## begin Record set

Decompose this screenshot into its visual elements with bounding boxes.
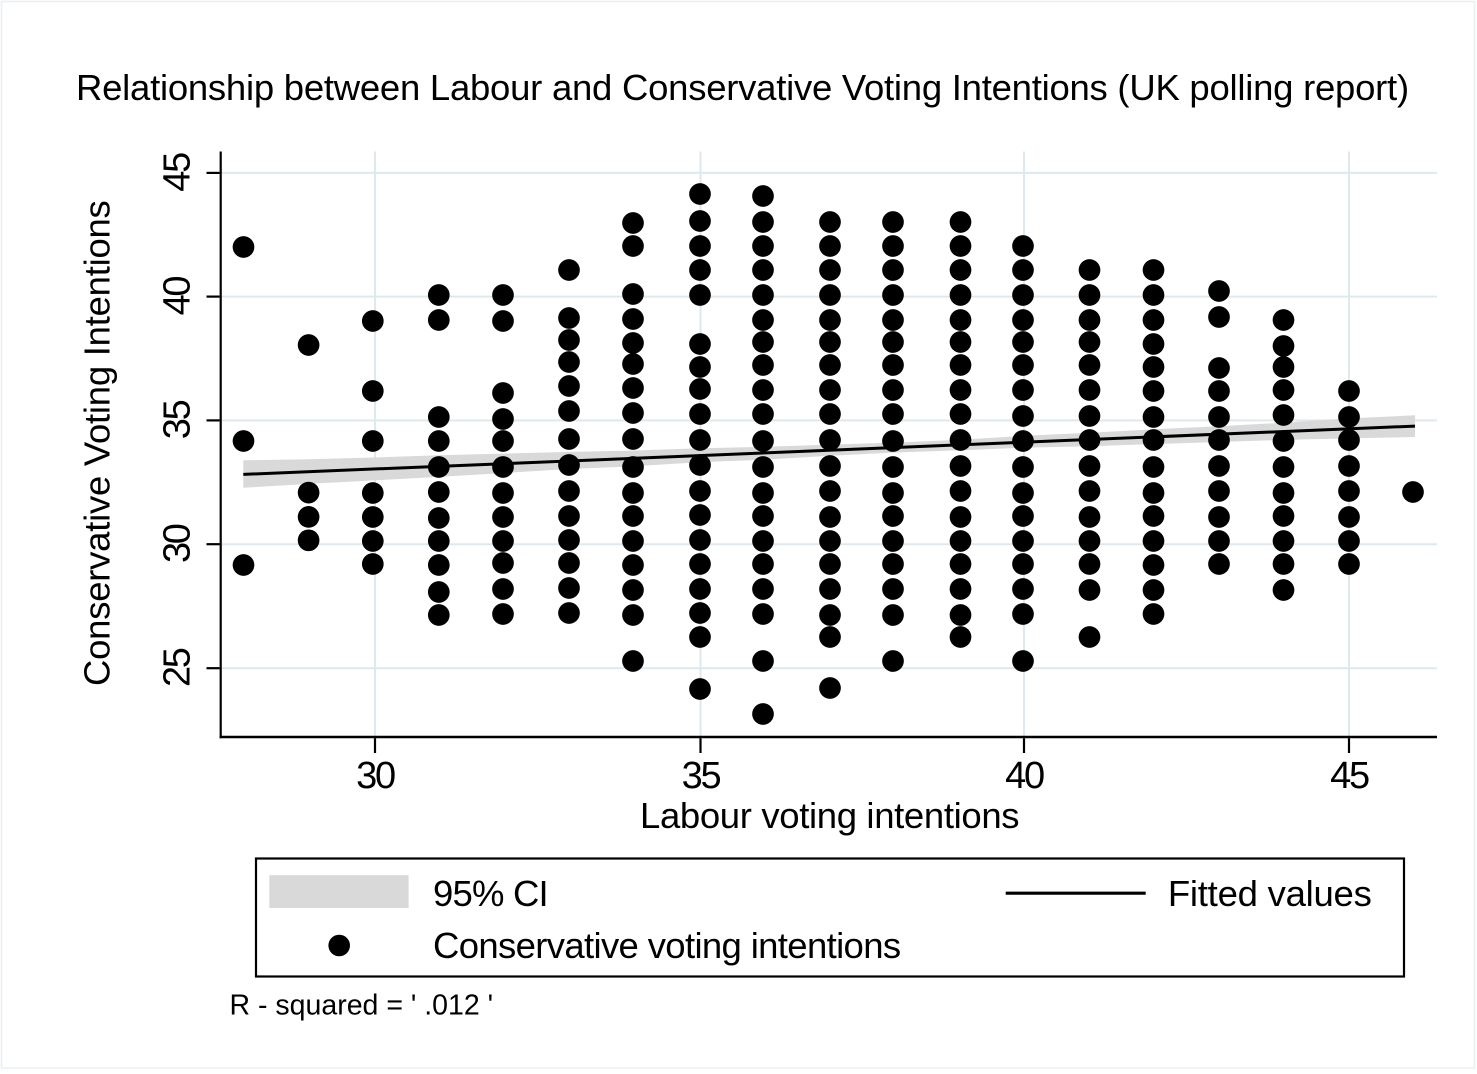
svg-text:Labour voting intentions: Labour voting intentions bbox=[640, 795, 1019, 836]
svg-text:40: 40 bbox=[1005, 755, 1044, 797]
svg-text:R - squared = ' .012 ': R - squared = ' .012 ' bbox=[230, 990, 494, 1022]
svg-text:35: 35 bbox=[682, 755, 721, 797]
svg-text:35: 35 bbox=[157, 400, 199, 439]
svg-text:40: 40 bbox=[157, 277, 199, 316]
svg-text:Relationship between Labour an: Relationship between Labour and Conserva… bbox=[76, 67, 1409, 108]
svg-text:45: 45 bbox=[1330, 755, 1369, 797]
svg-text:30: 30 bbox=[157, 524, 199, 563]
svg-text:45: 45 bbox=[157, 153, 199, 192]
svg-text:25: 25 bbox=[157, 648, 199, 687]
svg-text:Fitted values: Fitted values bbox=[1168, 873, 1372, 914]
svg-text:30: 30 bbox=[356, 755, 395, 797]
svg-text:Conservative Voting Intentions: Conservative Voting Intentions bbox=[77, 200, 118, 686]
svg-text:95% CI: 95% CI bbox=[433, 873, 548, 914]
svg-text:Conservative voting intentions: Conservative voting intentions bbox=[433, 925, 900, 966]
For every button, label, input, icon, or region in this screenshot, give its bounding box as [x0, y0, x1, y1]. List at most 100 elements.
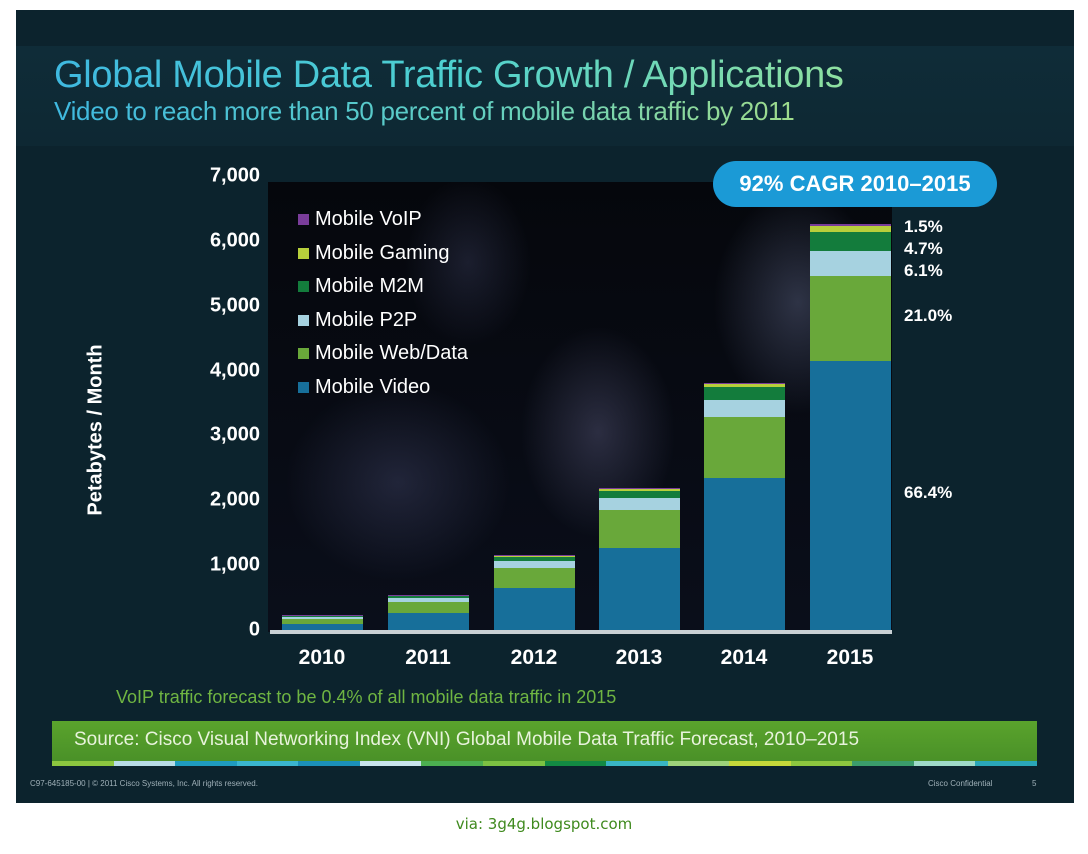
- stripe-segment: [113, 761, 176, 766]
- voip-note: VoIP traffic forecast to be 0.4% of all …: [116, 687, 617, 707]
- legend-item: Mobile Gaming: [298, 237, 468, 271]
- stripe-segment: [236, 761, 299, 766]
- bar-segment-mobile-p2p-2010: [281, 616, 363, 619]
- legend-item: Mobile Video: [298, 371, 468, 405]
- bar-segment-mobile-video-2010: [281, 623, 363, 630]
- bar-segment-mobile-voip-2013: [598, 488, 680, 490]
- bar-segment-mobile-video-2014: [703, 478, 785, 630]
- bar-segment-mobile-m2m-2015: [809, 232, 891, 252]
- y-tick-label: 1,000: [209, 553, 260, 576]
- legend-label: Mobile Video: [315, 375, 431, 398]
- bar-segment-mobile-p2p-2014: [703, 399, 785, 417]
- background-photo: [268, 182, 892, 632]
- x-tick-label: 2010: [298, 646, 346, 669]
- stripe-segment: [852, 761, 914, 766]
- stripe-segment: [52, 761, 114, 766]
- stripe-segment: [544, 761, 607, 766]
- stripe-segment: [359, 761, 422, 766]
- y-axis-title: Petabytes / Month: [84, 344, 107, 516]
- bar-segment-mobile-m2m-2013: [598, 490, 680, 499]
- x-axis-line: [270, 630, 892, 634]
- stripe-segment: [975, 761, 1037, 766]
- legend-swatch: [298, 314, 309, 326]
- bar-segment-mobile-m2m-2011: [387, 595, 469, 598]
- legend-swatch: [298, 281, 309, 293]
- source-text: Source: Cisco Visual Networking Index (V…: [74, 729, 860, 750]
- legend-item: Mobile M2M: [298, 270, 468, 304]
- y-tick-label: 6,000: [209, 229, 260, 252]
- x-tick-label: 2013: [615, 646, 663, 669]
- legend-swatch: [298, 214, 309, 226]
- stripe-segment: [175, 761, 237, 766]
- y-tick-label: 4,000: [209, 359, 260, 382]
- legend-item: Mobile P2P: [298, 304, 468, 338]
- source-bar: Source: Cisco Visual Networking Index (V…: [52, 721, 1037, 761]
- bar-segment-mobile-gaming-2013: [598, 488, 680, 491]
- legend-label: Mobile P2P: [315, 308, 418, 331]
- footer-copyright: C97-645185-00 | © 2011 Cisco Systems, In…: [30, 779, 258, 788]
- bar-segment-mobile-voip-2010: [281, 614, 363, 616]
- legend-label: Mobile VoIP: [315, 208, 422, 231]
- bar-segment-mobile-p2p-2012: [493, 561, 575, 568]
- y-tick-label: 5,000: [209, 294, 260, 317]
- bar-segment-mobile-voip-2011: [387, 594, 469, 596]
- title-band: [16, 46, 1074, 146]
- bar-segment-mobile-p2p-2013: [598, 498, 680, 510]
- y-tick-label: 2,000: [209, 488, 260, 511]
- bar-segment-mobile-gaming-2015: [809, 225, 891, 233]
- decorative-stripe: [52, 761, 1037, 766]
- page-number: 5: [1032, 779, 1037, 788]
- stripe-segment: [482, 761, 545, 766]
- bar-segment-mobile-web-data-2015: [809, 275, 891, 361]
- bar-segment-mobile-web-data-2010: [281, 618, 363, 624]
- cagr-badge: 92% CAGR 2010–2015: [713, 161, 997, 207]
- legend-label: Mobile Web/Data: [315, 342, 469, 365]
- bar-segment-mobile-gaming-2014: [703, 383, 785, 388]
- share-label: 6.1%: [904, 261, 943, 281]
- stripe-segment: [421, 761, 483, 766]
- bar-segment-mobile-voip-2015: [809, 224, 891, 226]
- x-tick-label: 2011: [405, 646, 451, 669]
- footer-confidential: Cisco Confidential: [928, 779, 993, 788]
- legend-swatch: [298, 348, 309, 360]
- legend-swatch: [298, 247, 309, 259]
- legend-swatch: [298, 381, 309, 393]
- bar-segment-mobile-m2m-2010: [281, 615, 363, 617]
- legend-label: Mobile M2M: [315, 275, 424, 298]
- bar-segment-mobile-m2m-2014: [703, 387, 785, 400]
- share-label: 4.7%: [904, 239, 943, 259]
- stripe-segment: [298, 761, 360, 766]
- x-tick-label: 2014: [720, 646, 768, 669]
- legend: Mobile VoIP Mobile Gaming Mobile M2M Mobile…: [298, 203, 468, 404]
- bar-segment-mobile-m2m-2012: [493, 557, 575, 562]
- bar-segment-mobile-video-2013: [598, 547, 680, 630]
- legend-label: Mobile Gaming: [315, 241, 450, 264]
- bar-segment-mobile-voip-2012: [493, 555, 575, 557]
- y-tick-label: 7,000: [209, 164, 260, 187]
- x-tick-label: 2012: [510, 646, 558, 669]
- bar-segment-mobile-web-data-2011: [387, 602, 469, 613]
- slide-subtitle: Video to reach more than 50 percent of m…: [54, 96, 795, 126]
- bar-segment-mobile-video-2012: [493, 588, 575, 630]
- bar-segment-mobile-web-data-2012: [493, 567, 575, 589]
- slide-title: Global Mobile Data Traffic Growth / Appl…: [54, 54, 844, 96]
- bar-segment-mobile-gaming-2012: [493, 555, 575, 558]
- watermark-text: via: 3g4g.blogspot.com: [455, 815, 633, 833]
- stripe-segment: [667, 761, 730, 766]
- bar-segment-mobile-video-2015: [809, 360, 891, 630]
- bar-segment-mobile-web-data-2013: [598, 510, 680, 548]
- stripe-segment: [729, 761, 791, 766]
- share-label: 21.0%: [904, 306, 953, 326]
- share-label: 66.4%: [904, 483, 953, 503]
- stripe-segment: [913, 761, 976, 766]
- legend-item: Mobile Web/Data: [298, 337, 468, 371]
- y-tick-label: 3,000: [209, 423, 260, 446]
- stripe-segment: [606, 761, 668, 766]
- share-label: 1.5%: [904, 217, 943, 237]
- bar-segment-mobile-p2p-2011: [387, 597, 469, 603]
- x-tick-label: 2015: [826, 646, 874, 669]
- legend-item: Mobile VoIP: [298, 203, 468, 237]
- y-tick-label: 0: [248, 618, 260, 641]
- bar-segment-mobile-web-data-2014: [703, 416, 785, 479]
- stripe-segment: [790, 761, 853, 766]
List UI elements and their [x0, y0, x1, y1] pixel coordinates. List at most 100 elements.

## end Record set

**Exercise:** Reproduce without any change the lines of the data above, from the line with "- stripe-segment: [113, 761, 176, 766]" to the line with "- bar-segment-mobile-video-2010: [281, 623, 363, 630]". Include both of those lines.

**Response to the task:**
- stripe-segment: [113, 761, 176, 766]
- voip-note: VoIP traffic forecast to be 0.4% of all …: [116, 687, 617, 707]
- legend-item: Mobile Gaming: [298, 237, 468, 271]
- stripe-segment: [236, 761, 299, 766]
- bar-segment-mobile-p2p-2010: [281, 616, 363, 619]
- legend-item: Mobile Video: [298, 371, 468, 405]
- bar-segment-mobile-video-2010: [281, 623, 363, 630]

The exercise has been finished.